### Problem statement
Reproduce every entry exactly as shown.
━━━━━━
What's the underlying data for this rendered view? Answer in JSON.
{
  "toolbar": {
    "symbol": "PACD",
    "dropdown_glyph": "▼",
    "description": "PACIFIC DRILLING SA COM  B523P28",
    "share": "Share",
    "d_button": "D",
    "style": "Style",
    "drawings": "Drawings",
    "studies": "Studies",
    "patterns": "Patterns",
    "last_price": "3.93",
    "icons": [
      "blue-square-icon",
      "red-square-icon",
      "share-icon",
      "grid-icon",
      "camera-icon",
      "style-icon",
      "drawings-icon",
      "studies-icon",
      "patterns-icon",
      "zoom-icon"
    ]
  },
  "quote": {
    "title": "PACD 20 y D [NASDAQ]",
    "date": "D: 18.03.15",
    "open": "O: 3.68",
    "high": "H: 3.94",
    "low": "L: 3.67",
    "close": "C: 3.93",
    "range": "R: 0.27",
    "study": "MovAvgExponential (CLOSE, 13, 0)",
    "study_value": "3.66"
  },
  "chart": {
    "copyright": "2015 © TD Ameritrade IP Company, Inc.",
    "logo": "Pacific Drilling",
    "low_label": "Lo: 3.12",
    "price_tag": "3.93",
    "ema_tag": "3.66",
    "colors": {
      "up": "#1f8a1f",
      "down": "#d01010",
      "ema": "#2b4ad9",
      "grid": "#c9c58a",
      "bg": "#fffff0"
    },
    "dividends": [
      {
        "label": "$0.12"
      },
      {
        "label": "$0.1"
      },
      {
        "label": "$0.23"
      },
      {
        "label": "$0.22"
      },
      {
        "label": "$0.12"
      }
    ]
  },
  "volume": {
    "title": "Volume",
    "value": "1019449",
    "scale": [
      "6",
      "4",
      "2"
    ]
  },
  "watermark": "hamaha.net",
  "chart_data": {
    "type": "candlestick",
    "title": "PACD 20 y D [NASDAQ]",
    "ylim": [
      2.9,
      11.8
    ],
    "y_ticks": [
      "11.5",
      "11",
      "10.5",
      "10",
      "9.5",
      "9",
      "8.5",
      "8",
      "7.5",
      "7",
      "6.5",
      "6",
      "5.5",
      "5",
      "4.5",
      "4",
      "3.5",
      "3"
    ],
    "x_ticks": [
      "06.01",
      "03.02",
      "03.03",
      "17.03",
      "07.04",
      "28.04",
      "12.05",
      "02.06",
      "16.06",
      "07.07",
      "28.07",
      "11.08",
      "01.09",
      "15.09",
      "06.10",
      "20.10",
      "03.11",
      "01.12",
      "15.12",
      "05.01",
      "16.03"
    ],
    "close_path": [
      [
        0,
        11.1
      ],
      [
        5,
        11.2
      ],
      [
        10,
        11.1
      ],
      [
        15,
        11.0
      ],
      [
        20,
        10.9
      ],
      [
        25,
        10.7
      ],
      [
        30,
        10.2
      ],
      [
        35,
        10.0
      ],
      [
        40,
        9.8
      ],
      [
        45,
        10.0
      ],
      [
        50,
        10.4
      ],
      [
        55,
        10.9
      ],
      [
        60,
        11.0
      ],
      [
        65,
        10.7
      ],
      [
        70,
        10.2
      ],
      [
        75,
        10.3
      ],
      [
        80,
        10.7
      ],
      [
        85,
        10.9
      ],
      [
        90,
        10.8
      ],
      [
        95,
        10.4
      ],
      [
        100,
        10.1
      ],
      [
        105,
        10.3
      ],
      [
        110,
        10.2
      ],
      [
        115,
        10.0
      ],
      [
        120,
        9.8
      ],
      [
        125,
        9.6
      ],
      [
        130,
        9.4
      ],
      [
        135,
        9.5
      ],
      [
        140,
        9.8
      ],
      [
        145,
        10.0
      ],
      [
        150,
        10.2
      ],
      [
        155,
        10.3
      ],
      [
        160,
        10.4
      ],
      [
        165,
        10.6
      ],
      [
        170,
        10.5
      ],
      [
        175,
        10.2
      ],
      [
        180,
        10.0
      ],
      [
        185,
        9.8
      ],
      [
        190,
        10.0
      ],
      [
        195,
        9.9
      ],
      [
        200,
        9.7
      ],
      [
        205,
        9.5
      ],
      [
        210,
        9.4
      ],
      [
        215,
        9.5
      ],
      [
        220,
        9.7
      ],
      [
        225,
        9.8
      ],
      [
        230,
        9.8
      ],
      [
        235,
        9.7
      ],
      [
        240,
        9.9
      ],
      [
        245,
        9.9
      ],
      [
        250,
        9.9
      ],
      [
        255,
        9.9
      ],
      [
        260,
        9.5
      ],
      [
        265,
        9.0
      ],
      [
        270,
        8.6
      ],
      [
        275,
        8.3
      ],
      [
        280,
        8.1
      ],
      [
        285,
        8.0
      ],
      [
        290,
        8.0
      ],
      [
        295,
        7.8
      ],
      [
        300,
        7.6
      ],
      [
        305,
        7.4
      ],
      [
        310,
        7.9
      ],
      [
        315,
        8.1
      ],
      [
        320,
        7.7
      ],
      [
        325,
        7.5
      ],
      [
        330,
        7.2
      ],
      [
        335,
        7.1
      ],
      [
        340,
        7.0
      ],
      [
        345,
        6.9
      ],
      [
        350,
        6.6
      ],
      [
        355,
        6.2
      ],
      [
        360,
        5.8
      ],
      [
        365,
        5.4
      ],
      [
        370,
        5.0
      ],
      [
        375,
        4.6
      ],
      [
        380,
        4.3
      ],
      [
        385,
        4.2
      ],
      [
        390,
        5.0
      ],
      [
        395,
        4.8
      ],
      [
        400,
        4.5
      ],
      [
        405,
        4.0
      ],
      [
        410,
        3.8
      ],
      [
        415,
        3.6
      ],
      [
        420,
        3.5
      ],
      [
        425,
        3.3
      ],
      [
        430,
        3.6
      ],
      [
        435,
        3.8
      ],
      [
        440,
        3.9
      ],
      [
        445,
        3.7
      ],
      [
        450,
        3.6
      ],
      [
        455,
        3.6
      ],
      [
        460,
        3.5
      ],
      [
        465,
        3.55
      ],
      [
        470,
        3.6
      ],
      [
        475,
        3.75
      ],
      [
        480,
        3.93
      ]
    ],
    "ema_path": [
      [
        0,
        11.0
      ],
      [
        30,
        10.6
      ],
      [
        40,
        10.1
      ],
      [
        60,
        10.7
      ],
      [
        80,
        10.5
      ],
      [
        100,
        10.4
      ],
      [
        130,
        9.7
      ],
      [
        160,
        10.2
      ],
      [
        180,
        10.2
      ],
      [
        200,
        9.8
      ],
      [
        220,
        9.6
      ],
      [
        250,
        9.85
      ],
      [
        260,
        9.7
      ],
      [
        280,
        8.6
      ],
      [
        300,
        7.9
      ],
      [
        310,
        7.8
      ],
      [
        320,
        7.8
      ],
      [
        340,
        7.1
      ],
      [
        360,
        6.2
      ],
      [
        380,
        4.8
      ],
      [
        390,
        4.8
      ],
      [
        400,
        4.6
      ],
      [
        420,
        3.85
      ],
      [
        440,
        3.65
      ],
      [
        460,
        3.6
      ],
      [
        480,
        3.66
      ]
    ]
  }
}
━━━━━━
### Answer to this task
What's the underlying data for this rendered view? Answer in JSON.
{
  "toolbar": {
    "symbol": "PACD",
    "dropdown_glyph": "▼",
    "description": "PACIFIC DRILLING SA COM  B523P28",
    "share": "Share",
    "d_button": "D",
    "style": "Style",
    "drawings": "Drawings",
    "studies": "Studies",
    "patterns": "Patterns",
    "last_price": "3.93",
    "icons": [
      "blue-square-icon",
      "red-square-icon",
      "share-icon",
      "grid-icon",
      "camera-icon",
      "style-icon",
      "drawings-icon",
      "studies-icon",
      "patterns-icon",
      "zoom-icon"
    ]
  },
  "quote": {
    "title": "PACD 20 y D [NASDAQ]",
    "date": "D: 18.03.15",
    "open": "O: 3.68",
    "high": "H: 3.94",
    "low": "L: 3.67",
    "close": "C: 3.93",
    "range": "R: 0.27",
    "study": "MovAvgExponential (CLOSE, 13, 0)",
    "study_value": "3.66"
  },
  "chart": {
    "copyright": "2015 © TD Ameritrade IP Company, Inc.",
    "logo": "Pacific Drilling",
    "low_label": "Lo: 3.12",
    "price_tag": "3.93",
    "ema_tag": "3.66",
    "colors": {
      "up": "#1f8a1f",
      "down": "#d01010",
      "ema": "#2b4ad9",
      "grid": "#c9c58a",
      "bg": "#fffff0"
    },
    "dividends": [
      {
        "label": "$0.12"
      },
      {
        "label": "$0.1"
      },
      {
        "label": "$0.23"
      },
      {
        "label": "$0.22"
      },
      {
        "label": "$0.12"
      }
    ]
  },
  "volume": {
    "title": "Volume",
    "value": "1019449",
    "scale": [
      "6",
      "4",
      "2"
    ]
  },
  "watermark": "hamaha.net",
  "chart_data": {
    "type": "candlestick",
    "title": "PACD 20 y D [NASDAQ]",
    "ylim": [
      2.9,
      11.8
    ],
    "y_ticks": [
      "11.5",
      "11",
      "10.5",
      "10",
      "9.5",
      "9",
      "8.5",
      "8",
      "7.5",
      "7",
      "6.5",
      "6",
      "5.5",
      "5",
      "4.5",
      "4",
      "3.5",
      "3"
    ],
    "x_ticks": [
      "06.01",
      "03.02",
      "03.03",
      "17.03",
      "07.04",
      "28.04",
      "12.05",
      "02.06",
      "16.06",
      "07.07",
      "28.07",
      "11.08",
      "01.09",
      "15.09",
      "06.10",
      "20.10",
      "03.11",
      "01.12",
      "15.12",
      "05.01",
      "16.03"
    ],
    "close_path": [
      [
        0,
        11.1
      ],
      [
        5,
        11.2
      ],
      [
        10,
        11.1
      ],
      [
        15,
        11.0
      ],
      [
        20,
        10.9
      ],
      [
        25,
        10.7
      ],
      [
        30,
        10.2
      ],
      [
        35,
        10.0
      ],
      [
        40,
        9.8
      ],
      [
        45,
        10.0
      ],
      [
        50,
        10.4
      ],
      [
        55,
        10.9
      ],
      [
        60,
        11.0
      ],
      [
        65,
        10.7
      ],
      [
        70,
        10.2
      ],
      [
        75,
        10.3
      ],
      [
        80,
        10.7
      ],
      [
        85,
        10.9
      ],
      [
        90,
        10.8
      ],
      [
        95,
        10.4
      ],
      [
        100,
        10.1
      ],
      [
        105,
        10.3
      ],
      [
        110,
        10.2
      ],
      [
        115,
        10.0
      ],
      [
        120,
        9.8
      ],
      [
        125,
        9.6
      ],
      [
        130,
        9.4
      ],
      [
        135,
        9.5
      ],
      [
        140,
        9.8
      ],
      [
        145,
        10.0
      ],
      [
        150,
        10.2
      ],
      [
        155,
        10.3
      ],
      [
        160,
        10.4
      ],
      [
        165,
        10.6
      ],
      [
        170,
        10.5
      ],
      [
        175,
        10.2
      ],
      [
        180,
        10.0
      ],
      [
        185,
        9.8
      ],
      [
        190,
        10.0
      ],
      [
        195,
        9.9
      ],
      [
        200,
        9.7
      ],
      [
        205,
        9.5
      ],
      [
        210,
        9.4
      ],
      [
        215,
        9.5
      ],
      [
        220,
        9.7
      ],
      [
        225,
        9.8
      ],
      [
        230,
        9.8
      ],
      [
        235,
        9.7
      ],
      [
        240,
        9.9
      ],
      [
        245,
        9.9
      ],
      [
        250,
        9.9
      ],
      [
        255,
        9.9
      ],
      [
        260,
        9.5
      ],
      [
        265,
        9.0
      ],
      [
        270,
        8.6
      ],
      [
        275,
        8.3
      ],
      [
        280,
        8.1
      ],
      [
        285,
        8.0
      ],
      [
        290,
        8.0
      ],
      [
        295,
        7.8
      ],
      [
        300,
        7.6
      ],
      [
        305,
        7.4
      ],
      [
        310,
        7.9
      ],
      [
        315,
        8.1
      ],
      [
        320,
        7.7
      ],
      [
        325,
        7.5
      ],
      [
        330,
        7.2
      ],
      [
        335,
        7.1
      ],
      [
        340,
        7.0
      ],
      [
        345,
        6.9
      ],
      [
        350,
        6.6
      ],
      [
        355,
        6.2
      ],
      [
        360,
        5.8
      ],
      [
        365,
        5.4
      ],
      [
        370,
        5.0
      ],
      [
        375,
        4.6
      ],
      [
        380,
        4.3
      ],
      [
        385,
        4.2
      ],
      [
        390,
        5.0
      ],
      [
        395,
        4.8
      ],
      [
        400,
        4.5
      ],
      [
        405,
        4.0
      ],
      [
        410,
        3.8
      ],
      [
        415,
        3.6
      ],
      [
        420,
        3.5
      ],
      [
        425,
        3.3
      ],
      [
        430,
        3.6
      ],
      [
        435,
        3.8
      ],
      [
        440,
        3.9
      ],
      [
        445,
        3.7
      ],
      [
        450,
        3.6
      ],
      [
        455,
        3.6
      ],
      [
        460,
        3.5
      ],
      [
        465,
        3.55
      ],
      [
        470,
        3.6
      ],
      [
        475,
        3.75
      ],
      [
        480,
        3.93
      ]
    ],
    "ema_path": [
      [
        0,
        11.0
      ],
      [
        30,
        10.6
      ],
      [
        40,
        10.1
      ],
      [
        60,
        10.7
      ],
      [
        80,
        10.5
      ],
      [
        100,
        10.4
      ],
      [
        130,
        9.7
      ],
      [
        160,
        10.2
      ],
      [
        180,
        10.2
      ],
      [
        200,
        9.8
      ],
      [
        220,
        9.6
      ],
      [
        250,
        9.85
      ],
      [
        260,
        9.7
      ],
      [
        280,
        8.6
      ],
      [
        300,
        7.9
      ],
      [
        310,
        7.8
      ],
      [
        320,
        7.8
      ],
      [
        340,
        7.1
      ],
      [
        360,
        6.2
      ],
      [
        380,
        4.8
      ],
      [
        390,
        4.8
      ],
      [
        400,
        4.6
      ],
      [
        420,
        3.85
      ],
      [
        440,
        3.65
      ],
      [
        460,
        3.6
      ],
      [
        480,
        3.66
      ]
    ]
  }
}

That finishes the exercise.